_THE REQUEST_
Check each line below for the word "JSON", and copy those that have it.

(Items from a data source)
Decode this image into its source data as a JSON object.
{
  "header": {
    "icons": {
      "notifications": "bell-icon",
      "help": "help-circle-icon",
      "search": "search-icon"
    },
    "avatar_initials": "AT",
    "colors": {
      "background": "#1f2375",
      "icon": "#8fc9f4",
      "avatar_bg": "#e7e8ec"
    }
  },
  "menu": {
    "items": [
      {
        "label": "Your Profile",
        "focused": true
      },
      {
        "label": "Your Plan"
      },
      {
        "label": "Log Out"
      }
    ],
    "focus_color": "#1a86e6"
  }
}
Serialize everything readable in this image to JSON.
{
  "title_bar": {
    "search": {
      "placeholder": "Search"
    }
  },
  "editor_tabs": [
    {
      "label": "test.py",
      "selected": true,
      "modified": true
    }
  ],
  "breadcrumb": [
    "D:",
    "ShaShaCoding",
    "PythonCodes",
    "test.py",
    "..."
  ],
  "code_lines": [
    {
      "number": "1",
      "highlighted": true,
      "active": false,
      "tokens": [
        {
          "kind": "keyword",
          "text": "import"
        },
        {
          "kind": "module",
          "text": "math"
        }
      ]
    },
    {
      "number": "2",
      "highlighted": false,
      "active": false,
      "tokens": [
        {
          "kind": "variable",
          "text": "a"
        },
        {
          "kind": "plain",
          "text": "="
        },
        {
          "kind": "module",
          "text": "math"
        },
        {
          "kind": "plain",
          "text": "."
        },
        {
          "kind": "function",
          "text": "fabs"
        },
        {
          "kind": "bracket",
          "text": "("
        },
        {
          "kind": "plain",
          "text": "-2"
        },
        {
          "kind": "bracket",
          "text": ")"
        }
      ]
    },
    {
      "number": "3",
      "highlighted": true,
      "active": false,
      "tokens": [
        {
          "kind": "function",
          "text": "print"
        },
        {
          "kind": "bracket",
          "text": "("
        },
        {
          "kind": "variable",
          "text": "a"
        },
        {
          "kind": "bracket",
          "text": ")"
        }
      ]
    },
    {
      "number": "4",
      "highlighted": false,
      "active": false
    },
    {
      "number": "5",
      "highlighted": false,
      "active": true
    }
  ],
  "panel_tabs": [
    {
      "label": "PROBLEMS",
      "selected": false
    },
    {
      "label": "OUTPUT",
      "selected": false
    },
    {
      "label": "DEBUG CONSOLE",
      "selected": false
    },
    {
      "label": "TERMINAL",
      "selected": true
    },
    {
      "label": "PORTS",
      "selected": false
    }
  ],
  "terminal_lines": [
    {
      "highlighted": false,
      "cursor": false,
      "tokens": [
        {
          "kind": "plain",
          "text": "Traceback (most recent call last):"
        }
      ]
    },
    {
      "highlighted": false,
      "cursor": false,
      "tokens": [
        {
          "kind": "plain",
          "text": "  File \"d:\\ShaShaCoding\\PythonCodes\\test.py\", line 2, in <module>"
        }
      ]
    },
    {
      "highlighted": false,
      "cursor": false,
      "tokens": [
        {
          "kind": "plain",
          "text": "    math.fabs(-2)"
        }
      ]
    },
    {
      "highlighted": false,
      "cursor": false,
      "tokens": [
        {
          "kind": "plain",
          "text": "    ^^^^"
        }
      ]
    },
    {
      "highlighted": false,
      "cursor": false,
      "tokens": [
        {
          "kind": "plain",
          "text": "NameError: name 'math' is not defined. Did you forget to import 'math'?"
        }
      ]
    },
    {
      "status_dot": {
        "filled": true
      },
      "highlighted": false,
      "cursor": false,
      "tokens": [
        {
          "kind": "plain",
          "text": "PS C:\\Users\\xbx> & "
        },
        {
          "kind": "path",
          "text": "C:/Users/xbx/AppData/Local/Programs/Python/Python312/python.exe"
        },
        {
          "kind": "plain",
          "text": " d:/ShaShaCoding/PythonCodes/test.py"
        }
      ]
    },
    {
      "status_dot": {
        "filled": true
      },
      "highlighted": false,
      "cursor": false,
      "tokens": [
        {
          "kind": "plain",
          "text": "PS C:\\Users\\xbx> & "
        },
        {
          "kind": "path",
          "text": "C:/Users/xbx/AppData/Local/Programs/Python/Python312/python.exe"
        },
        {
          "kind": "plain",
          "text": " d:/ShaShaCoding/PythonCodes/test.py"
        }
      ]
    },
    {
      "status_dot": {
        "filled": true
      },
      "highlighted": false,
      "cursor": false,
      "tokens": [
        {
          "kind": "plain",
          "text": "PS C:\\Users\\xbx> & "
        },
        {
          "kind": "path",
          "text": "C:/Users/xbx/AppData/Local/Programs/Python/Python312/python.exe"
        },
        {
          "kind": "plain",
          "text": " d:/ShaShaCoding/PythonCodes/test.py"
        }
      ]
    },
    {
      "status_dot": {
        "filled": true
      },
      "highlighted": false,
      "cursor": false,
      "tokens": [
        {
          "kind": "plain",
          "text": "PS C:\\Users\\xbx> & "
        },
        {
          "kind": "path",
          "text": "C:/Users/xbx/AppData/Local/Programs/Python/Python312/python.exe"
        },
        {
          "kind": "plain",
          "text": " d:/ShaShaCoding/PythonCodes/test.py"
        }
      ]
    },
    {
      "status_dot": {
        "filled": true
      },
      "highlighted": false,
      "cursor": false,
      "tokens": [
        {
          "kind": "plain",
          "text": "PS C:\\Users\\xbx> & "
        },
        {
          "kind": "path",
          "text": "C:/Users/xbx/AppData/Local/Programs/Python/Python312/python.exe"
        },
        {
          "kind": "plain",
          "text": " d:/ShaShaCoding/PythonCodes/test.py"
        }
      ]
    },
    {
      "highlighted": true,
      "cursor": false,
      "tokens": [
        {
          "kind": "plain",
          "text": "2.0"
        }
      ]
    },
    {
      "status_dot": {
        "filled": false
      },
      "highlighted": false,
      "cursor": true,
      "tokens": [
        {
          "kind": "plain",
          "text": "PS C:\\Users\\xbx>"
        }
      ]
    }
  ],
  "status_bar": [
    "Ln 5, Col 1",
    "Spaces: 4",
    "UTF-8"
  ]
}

_SOLUTION TO THIS TASK_
Decode this image into its source data as a JSON object.
Serialize everything readable in this image to JSON.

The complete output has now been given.